PROBLEM REQUIREMENTS >>
Only the pictures are to be left out; set down the rest of the records exactly.

:: ENTRIES PROVIDED

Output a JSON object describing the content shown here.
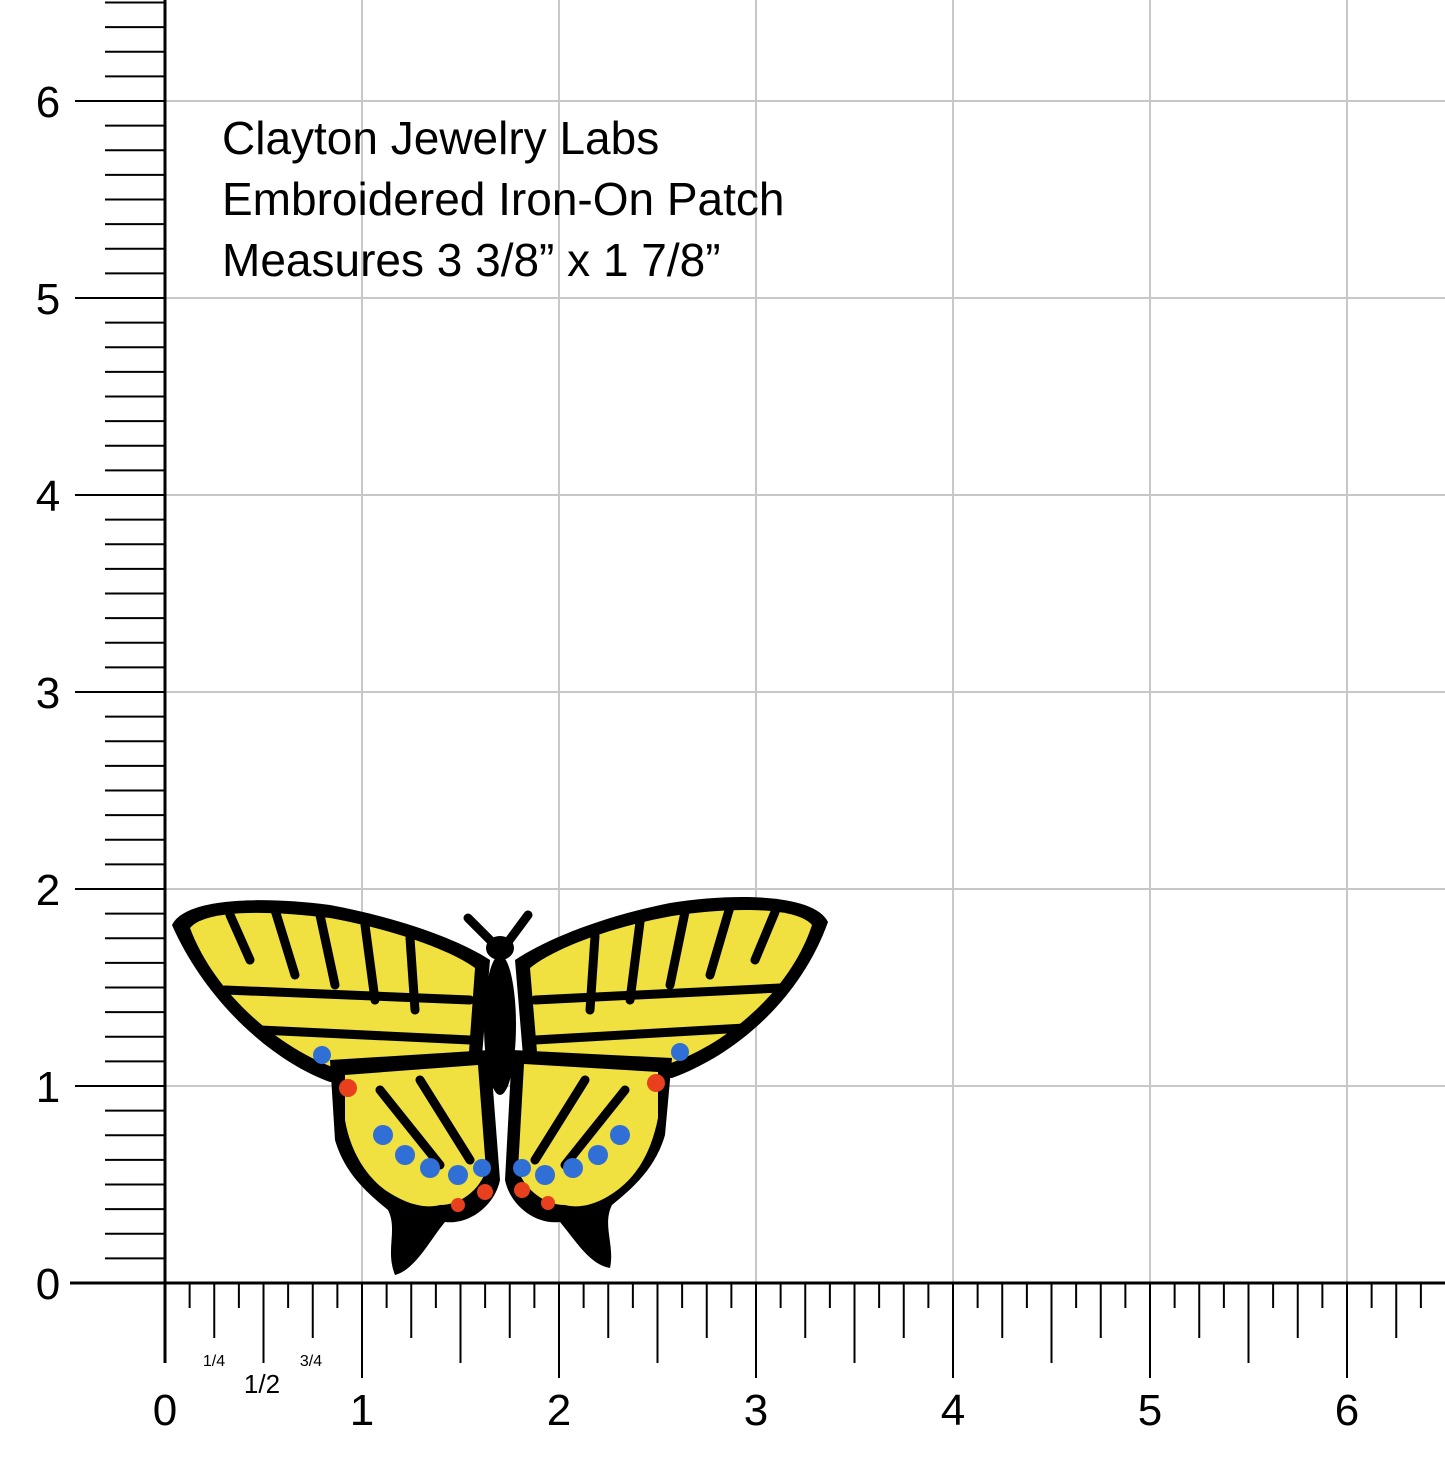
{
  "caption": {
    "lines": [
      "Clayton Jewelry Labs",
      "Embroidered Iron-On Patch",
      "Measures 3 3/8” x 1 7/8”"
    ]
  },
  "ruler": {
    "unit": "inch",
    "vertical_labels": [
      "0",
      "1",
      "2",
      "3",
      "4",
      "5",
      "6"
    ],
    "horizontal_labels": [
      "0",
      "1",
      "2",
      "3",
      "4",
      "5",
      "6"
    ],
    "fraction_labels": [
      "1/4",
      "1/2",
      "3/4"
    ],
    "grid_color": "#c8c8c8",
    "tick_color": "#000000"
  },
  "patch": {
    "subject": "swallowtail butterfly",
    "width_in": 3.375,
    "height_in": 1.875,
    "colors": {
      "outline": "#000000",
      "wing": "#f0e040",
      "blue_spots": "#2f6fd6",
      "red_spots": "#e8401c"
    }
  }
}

::::

COMPLETE OUTPUT >>
Output a JSON object describing the content shown here.
{
  "caption": {
    "lines": [
      "Clayton Jewelry Labs",
      "Embroidered Iron-On Patch",
      "Measures 3 3/8” x 1 7/8”"
    ]
  },
  "ruler": {
    "unit": "inch",
    "vertical_labels": [
      "0",
      "1",
      "2",
      "3",
      "4",
      "5",
      "6"
    ],
    "horizontal_labels": [
      "0",
      "1",
      "2",
      "3",
      "4",
      "5",
      "6"
    ],
    "fraction_labels": [
      "1/4",
      "1/2",
      "3/4"
    ],
    "grid_color": "#c8c8c8",
    "tick_color": "#000000"
  },
  "patch": {
    "subject": "swallowtail butterfly",
    "width_in": 3.375,
    "height_in": 1.875,
    "colors": {
      "outline": "#000000",
      "wing": "#f0e040",
      "blue_spots": "#2f6fd6",
      "red_spots": "#e8401c"
    }
  }
}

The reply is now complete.